--- MATERIAL SUPPLIED ---
****************************************

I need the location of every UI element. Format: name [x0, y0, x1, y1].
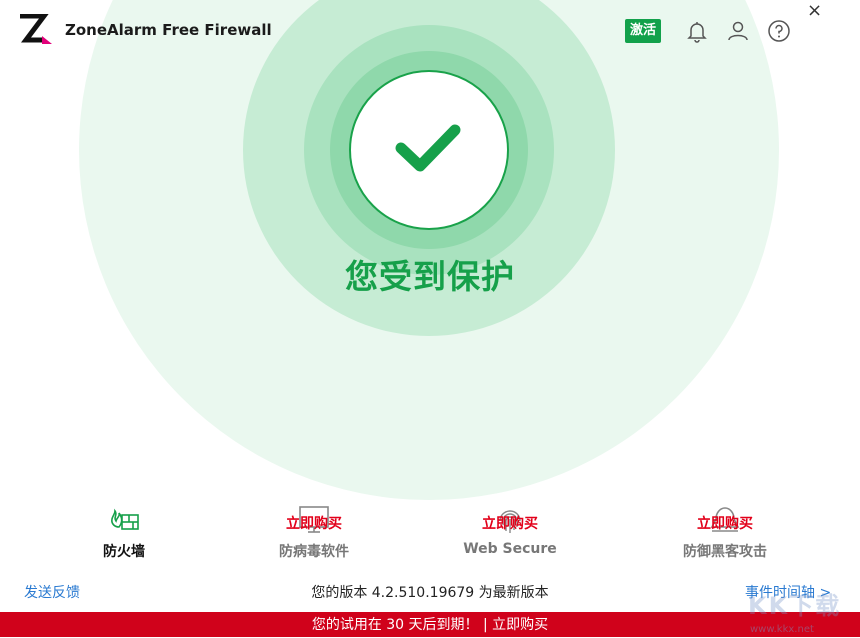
zonealarm-logo-icon: [20, 14, 52, 44]
buy-now-link[interactable]: 立即购买: [214, 513, 414, 533]
trial-banner: 您的试用在 30 天后到期！ | 立即购买: [0, 612, 860, 637]
close-button[interactable]: ×: [807, 0, 822, 21]
bell-icon[interactable]: [685, 19, 709, 43]
app-title: ZoneAlarm Free Firewall: [65, 21, 272, 39]
feature-firewall[interactable]: 防火墙: [24, 505, 224, 561]
banner-separator: |: [478, 617, 493, 633]
protection-status: 您受到保护: [345, 257, 515, 296]
version-info: 您的版本 4.2.510.19679 为最新版本: [311, 585, 549, 601]
feature-anti-hacker[interactable]: 立即购买 防御黑客攻击: [625, 505, 825, 561]
feature-web-secure-label: Web Secure: [463, 541, 557, 557]
user-icon[interactable]: [726, 19, 750, 43]
help-icon[interactable]: [767, 19, 791, 43]
feature-antivirus-label: 防病毒软件: [279, 544, 349, 560]
feature-anti-hacker-label: 防御黑客攻击: [683, 544, 767, 560]
buy-now-link[interactable]: 立即购买: [625, 513, 825, 533]
firewall-icon: [111, 508, 139, 530]
trial-expiry-text: 您的试用在 30 天后到期！: [311, 617, 479, 633]
feature-web-secure[interactable]: 立即购买 Web Secure: [410, 505, 610, 557]
feature-antivirus[interactable]: 立即购买 防病毒软件: [214, 505, 414, 561]
watermark: KK下载: [748, 592, 842, 620]
activate-button[interactable]: 激活: [625, 19, 661, 43]
watermark-url: www.kkx.net: [750, 624, 814, 635]
feature-firewall-label: 防火墙: [103, 544, 145, 560]
buy-now-link[interactable]: 立即购买: [410, 513, 610, 533]
banner-buy-now-link[interactable]: 立即购买: [492, 617, 548, 633]
checkmark-icon: [395, 124, 461, 172]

****************************************

--- WHAT IS EXPECTED ---
Without including any picture, print all of the entries above exactly.

--- OUTPUT BELOW ---
I need the location of every UI element. Format: name [x0, y0, x1, y1].
zonealarm-logo-icon: [20, 14, 52, 44]
buy-now-link[interactable]: 立即购买: [214, 513, 414, 533]
trial-banner: 您的试用在 30 天后到期！ | 立即购买: [0, 612, 860, 637]
close-button[interactable]: ×: [807, 0, 822, 21]
bell-icon[interactable]: [685, 19, 709, 43]
app-title: ZoneAlarm Free Firewall: [65, 21, 272, 39]
feature-firewall[interactable]: 防火墙: [24, 505, 224, 561]
banner-separator: |: [478, 617, 493, 633]
protection-status: 您受到保护: [345, 257, 515, 296]
version-info: 您的版本 4.2.510.19679 为最新版本: [311, 585, 549, 601]
feature-anti-hacker[interactable]: 立即购买 防御黑客攻击: [625, 505, 825, 561]
feature-web-secure-label: Web Secure: [463, 541, 557, 557]
user-icon[interactable]: [726, 19, 750, 43]
help-icon[interactable]: [767, 19, 791, 43]
feature-antivirus-label: 防病毒软件: [279, 544, 349, 560]
feature-anti-hacker-label: 防御黑客攻击: [683, 544, 767, 560]
buy-now-link[interactable]: 立即购买: [625, 513, 825, 533]
firewall-icon: [111, 508, 139, 530]
trial-expiry-text: 您的试用在 30 天后到期！: [311, 617, 479, 633]
feature-web-secure[interactable]: 立即购买 Web Secure: [410, 505, 610, 557]
feature-antivirus[interactable]: 立即购买 防病毒软件: [214, 505, 414, 561]
watermark: KK下载: [748, 592, 842, 620]
activate-button[interactable]: 激活: [625, 19, 661, 43]
watermark-url: www.kkx.net: [750, 624, 814, 635]
feature-firewall-label: 防火墙: [103, 544, 145, 560]
buy-now-link[interactable]: 立即购买: [410, 513, 610, 533]
banner-buy-now-link[interactable]: 立即购买: [492, 617, 548, 633]
checkmark-icon: [395, 124, 461, 172]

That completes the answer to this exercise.